======== TEXTO FORNECIDO

As obras de requalificação da vila angolana de Muxima, considerado o maior centro mariano da África subsaariana, vão permitir transformar aquele santuário no primeiro com o estatuto nacional em Angola, por decisão da Igreja Católica.

A informação foi avançada pelo porta-voz da Conferência Episcopal de Angola e São Tomé e Príncipe (CEAST), o arcebispo José Manuel Imbamba, que projecta a conclusão dos trabalhos naquela vila, que dista 130 quilómetros de Luanda, até ao ano de 2020.

A vila de Muxima – que em Kimbundu significa “coração” – foi ocupada pelos portugueses em 1589 que, dez anos depois, ali construíram uma fortaleza e a igreja de Nossa Senhora da Conceição, também conhecida como “Mamã Muxima”, na província do Bengo.

“Logo que termine a construção física daquela área, o santuário passará a ser nacional, o primeiro e único. Será elevado a santuário da CEAST”, explicou o arcebispo angolano.

O Presidente José Eduardo dos Santos, criou em Novembro passado uma comissão interministerial para acompanhar e executar o projecto de requalificação daquela vila, que na peregrinação anual de Setembro chega a receber mais de um milhão de fiéis.

“É um processo que vai envolver muita transformação da localidade e por isso está a ser feito com todas os pormenores. O importante é que está em marcha, o santuário vai ser construído e a vila toda requalificada”, defende o porta-voz da CEAST e arcebispo da província de Saurimo.

O Executivo decidiu em Outubro passado reestruturar o projecto do novo santuário, da autoria do arquitecto português Júlio Quaresma, que prevê a implantação do novo santuário numa área de 18.352 metros quadrados, tendo a nova catedral capacidade para acomodar 4.600 devotos sentados, além de contemplar a construção da vila Nossa Senhora da Muxima.

“Penso que é um projecto para realizar dentro de quatro ou cinco anos, face à grandiosidade que envolve”, rematou José Manuel Imbamba.

================
======== LISTAGEM DE DADOS

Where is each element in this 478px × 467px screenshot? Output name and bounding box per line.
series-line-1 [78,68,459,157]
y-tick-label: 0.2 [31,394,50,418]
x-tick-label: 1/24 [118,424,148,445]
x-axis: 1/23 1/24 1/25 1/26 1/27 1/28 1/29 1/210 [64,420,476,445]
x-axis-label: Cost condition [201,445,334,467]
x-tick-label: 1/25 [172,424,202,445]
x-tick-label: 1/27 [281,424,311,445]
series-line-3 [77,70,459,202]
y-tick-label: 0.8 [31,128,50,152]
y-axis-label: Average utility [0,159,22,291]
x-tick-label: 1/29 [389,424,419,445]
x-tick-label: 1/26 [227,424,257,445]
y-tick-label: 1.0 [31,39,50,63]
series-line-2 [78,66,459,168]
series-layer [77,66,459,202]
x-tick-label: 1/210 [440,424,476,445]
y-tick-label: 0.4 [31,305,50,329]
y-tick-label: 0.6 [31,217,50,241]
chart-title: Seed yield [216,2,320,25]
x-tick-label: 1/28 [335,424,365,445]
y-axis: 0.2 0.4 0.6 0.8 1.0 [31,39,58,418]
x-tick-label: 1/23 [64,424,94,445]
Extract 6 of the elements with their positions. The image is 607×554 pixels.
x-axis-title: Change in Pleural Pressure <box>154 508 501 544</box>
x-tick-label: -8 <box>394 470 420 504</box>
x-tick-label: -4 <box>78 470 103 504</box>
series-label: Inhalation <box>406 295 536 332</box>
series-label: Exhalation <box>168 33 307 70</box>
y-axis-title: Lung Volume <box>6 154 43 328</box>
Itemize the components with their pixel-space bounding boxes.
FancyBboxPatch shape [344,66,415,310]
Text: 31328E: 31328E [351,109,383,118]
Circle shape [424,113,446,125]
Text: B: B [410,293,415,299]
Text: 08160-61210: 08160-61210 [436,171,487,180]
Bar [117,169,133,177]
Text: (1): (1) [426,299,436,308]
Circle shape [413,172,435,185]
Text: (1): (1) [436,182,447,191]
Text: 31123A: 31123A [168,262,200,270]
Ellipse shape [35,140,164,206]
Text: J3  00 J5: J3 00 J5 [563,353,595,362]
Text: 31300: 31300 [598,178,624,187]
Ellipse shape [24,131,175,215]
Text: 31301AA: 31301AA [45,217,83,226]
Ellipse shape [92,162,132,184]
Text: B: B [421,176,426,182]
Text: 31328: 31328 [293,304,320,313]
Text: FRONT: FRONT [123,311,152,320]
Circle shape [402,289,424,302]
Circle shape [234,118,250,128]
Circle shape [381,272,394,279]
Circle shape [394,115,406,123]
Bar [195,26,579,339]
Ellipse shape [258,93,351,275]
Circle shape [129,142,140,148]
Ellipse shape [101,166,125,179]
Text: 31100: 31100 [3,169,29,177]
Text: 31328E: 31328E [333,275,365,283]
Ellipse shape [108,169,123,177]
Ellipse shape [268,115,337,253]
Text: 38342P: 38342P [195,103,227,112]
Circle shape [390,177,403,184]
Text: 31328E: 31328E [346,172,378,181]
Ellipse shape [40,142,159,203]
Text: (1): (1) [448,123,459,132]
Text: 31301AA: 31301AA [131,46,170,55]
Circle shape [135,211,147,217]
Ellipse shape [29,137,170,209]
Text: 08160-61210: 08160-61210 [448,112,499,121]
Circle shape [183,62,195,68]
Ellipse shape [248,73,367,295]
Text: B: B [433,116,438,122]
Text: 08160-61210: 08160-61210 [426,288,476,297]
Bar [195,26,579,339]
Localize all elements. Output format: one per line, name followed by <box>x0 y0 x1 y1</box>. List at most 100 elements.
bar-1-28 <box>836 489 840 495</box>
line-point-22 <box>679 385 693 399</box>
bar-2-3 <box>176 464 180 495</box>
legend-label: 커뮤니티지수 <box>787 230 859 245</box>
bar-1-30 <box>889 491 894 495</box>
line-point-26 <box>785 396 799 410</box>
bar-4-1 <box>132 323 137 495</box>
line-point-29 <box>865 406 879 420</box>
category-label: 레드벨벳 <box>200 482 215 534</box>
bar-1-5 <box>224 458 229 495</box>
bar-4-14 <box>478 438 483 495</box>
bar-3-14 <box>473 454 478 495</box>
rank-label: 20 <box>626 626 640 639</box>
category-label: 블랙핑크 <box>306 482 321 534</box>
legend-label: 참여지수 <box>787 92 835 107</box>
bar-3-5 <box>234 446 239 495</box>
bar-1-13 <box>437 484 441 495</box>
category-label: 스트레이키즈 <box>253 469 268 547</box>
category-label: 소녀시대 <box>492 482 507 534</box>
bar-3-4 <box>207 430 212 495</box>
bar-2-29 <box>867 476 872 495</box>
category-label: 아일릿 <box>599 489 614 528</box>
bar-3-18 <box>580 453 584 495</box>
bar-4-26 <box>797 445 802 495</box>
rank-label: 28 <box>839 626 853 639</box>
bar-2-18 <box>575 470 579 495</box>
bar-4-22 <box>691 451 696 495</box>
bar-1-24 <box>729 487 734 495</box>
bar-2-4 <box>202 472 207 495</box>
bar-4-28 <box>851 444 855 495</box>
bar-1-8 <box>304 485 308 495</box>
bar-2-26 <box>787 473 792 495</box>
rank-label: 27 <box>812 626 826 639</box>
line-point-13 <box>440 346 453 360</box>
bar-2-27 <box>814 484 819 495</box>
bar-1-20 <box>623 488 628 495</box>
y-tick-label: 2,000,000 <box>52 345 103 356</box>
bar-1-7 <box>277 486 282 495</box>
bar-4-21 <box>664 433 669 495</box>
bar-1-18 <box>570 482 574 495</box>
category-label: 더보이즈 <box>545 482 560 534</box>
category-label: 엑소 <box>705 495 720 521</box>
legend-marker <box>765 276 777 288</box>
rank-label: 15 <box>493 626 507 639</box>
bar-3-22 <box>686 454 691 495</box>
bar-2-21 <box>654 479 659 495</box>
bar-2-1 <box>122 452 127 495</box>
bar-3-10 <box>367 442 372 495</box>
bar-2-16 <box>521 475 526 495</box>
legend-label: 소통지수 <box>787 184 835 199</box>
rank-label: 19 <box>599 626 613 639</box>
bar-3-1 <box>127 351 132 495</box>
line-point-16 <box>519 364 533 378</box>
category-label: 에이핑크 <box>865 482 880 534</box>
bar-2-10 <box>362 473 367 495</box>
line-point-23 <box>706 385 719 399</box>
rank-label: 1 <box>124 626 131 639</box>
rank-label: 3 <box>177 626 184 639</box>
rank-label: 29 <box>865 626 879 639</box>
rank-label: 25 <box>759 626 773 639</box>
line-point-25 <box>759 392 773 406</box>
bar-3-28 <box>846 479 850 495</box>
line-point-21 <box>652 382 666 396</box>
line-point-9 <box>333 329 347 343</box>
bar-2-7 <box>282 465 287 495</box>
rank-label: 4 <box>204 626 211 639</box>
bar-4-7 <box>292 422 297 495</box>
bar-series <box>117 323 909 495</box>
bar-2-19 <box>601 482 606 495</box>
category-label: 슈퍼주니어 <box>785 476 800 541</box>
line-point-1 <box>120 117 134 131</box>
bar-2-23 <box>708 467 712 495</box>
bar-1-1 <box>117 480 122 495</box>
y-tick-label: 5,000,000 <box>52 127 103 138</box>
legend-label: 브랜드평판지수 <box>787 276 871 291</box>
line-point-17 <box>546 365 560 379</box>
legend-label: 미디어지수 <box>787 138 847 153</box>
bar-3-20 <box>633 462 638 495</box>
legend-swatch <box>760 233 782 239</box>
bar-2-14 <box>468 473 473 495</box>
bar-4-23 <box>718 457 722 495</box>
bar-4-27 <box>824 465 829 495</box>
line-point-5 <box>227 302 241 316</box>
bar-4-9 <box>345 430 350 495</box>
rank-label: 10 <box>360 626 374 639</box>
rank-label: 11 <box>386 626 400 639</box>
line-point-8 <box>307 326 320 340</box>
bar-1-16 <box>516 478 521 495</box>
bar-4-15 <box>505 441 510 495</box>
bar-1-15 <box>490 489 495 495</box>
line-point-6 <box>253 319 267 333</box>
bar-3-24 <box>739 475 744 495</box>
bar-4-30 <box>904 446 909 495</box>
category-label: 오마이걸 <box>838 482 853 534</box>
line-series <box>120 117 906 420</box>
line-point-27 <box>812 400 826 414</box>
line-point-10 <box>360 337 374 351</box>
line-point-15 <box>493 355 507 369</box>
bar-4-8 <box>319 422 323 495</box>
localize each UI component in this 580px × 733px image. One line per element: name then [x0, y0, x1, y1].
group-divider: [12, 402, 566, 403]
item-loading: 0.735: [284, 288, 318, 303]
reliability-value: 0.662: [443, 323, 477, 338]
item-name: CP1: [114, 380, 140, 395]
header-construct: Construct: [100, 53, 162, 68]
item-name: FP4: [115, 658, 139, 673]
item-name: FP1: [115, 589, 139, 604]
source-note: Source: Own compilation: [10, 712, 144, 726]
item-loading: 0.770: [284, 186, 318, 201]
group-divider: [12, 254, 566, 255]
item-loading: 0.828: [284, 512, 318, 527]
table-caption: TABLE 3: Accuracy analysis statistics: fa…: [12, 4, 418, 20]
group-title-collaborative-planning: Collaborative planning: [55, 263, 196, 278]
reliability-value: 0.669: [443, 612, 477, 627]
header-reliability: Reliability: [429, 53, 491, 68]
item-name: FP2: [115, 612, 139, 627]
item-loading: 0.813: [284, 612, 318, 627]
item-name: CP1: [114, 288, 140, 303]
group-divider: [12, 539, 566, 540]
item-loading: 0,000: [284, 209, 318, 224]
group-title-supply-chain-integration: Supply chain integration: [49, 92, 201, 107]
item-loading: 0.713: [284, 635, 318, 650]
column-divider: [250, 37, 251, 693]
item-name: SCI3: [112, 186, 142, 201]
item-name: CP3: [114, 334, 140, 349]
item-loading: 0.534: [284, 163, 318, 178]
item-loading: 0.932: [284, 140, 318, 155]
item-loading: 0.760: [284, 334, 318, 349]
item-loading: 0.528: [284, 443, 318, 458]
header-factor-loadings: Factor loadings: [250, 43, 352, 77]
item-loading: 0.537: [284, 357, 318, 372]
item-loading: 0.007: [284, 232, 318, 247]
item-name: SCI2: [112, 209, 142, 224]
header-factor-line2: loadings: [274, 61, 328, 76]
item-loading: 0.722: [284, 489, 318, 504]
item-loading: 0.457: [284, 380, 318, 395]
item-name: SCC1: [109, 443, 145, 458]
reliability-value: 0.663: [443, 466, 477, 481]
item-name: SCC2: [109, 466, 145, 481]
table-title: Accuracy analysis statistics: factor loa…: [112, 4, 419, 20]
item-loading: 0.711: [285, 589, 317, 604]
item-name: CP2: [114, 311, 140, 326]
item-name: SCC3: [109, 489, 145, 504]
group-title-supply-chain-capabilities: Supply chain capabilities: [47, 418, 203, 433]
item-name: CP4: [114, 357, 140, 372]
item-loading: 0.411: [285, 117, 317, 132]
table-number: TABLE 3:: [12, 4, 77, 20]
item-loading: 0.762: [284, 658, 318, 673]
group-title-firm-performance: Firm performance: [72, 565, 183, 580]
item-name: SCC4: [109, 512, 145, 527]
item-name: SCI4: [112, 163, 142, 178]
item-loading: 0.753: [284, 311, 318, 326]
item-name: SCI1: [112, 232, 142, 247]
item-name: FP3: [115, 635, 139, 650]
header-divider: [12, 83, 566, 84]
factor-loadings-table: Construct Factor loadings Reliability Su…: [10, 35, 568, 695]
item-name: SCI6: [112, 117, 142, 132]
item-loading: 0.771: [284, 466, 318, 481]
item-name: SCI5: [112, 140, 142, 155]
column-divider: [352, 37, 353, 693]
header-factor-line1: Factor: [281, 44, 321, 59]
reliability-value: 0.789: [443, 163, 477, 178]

================

TAREFA: Transcreva, sem qualquer alteração, o trecho do texto sobre o santuário da Muxima que vai de "As obras de" até "província do Bengo.".

TAREFA RESOLVIDA:
As obras de requalificação da vila angolana de Muxima, considerado o maior centro mariano da África subsaariana, vão permitir transformar aquele santuário no primeiro com o estatuto nacional em Angola, por decisão da Igreja Católica.

A informação foi avançada pelo porta-voz da Conferência Episcopal de Angola e São Tomé e Príncipe (CEAST), o arcebispo José Manuel Imbamba, que projecta a conclusão dos trabalhos naquela vila, que dista 130 quilómetros de Luanda, até ao ano de 2020.

A vila de Muxima – que em Kimbundu significa “coração” – foi ocupada pelos portugueses em 1589 que, dez anos depois, ali construíram uma fortaleza e a igreja de Nossa Senhora da Conceição, também conhecida como “Mamã Muxima”, na província do Bengo.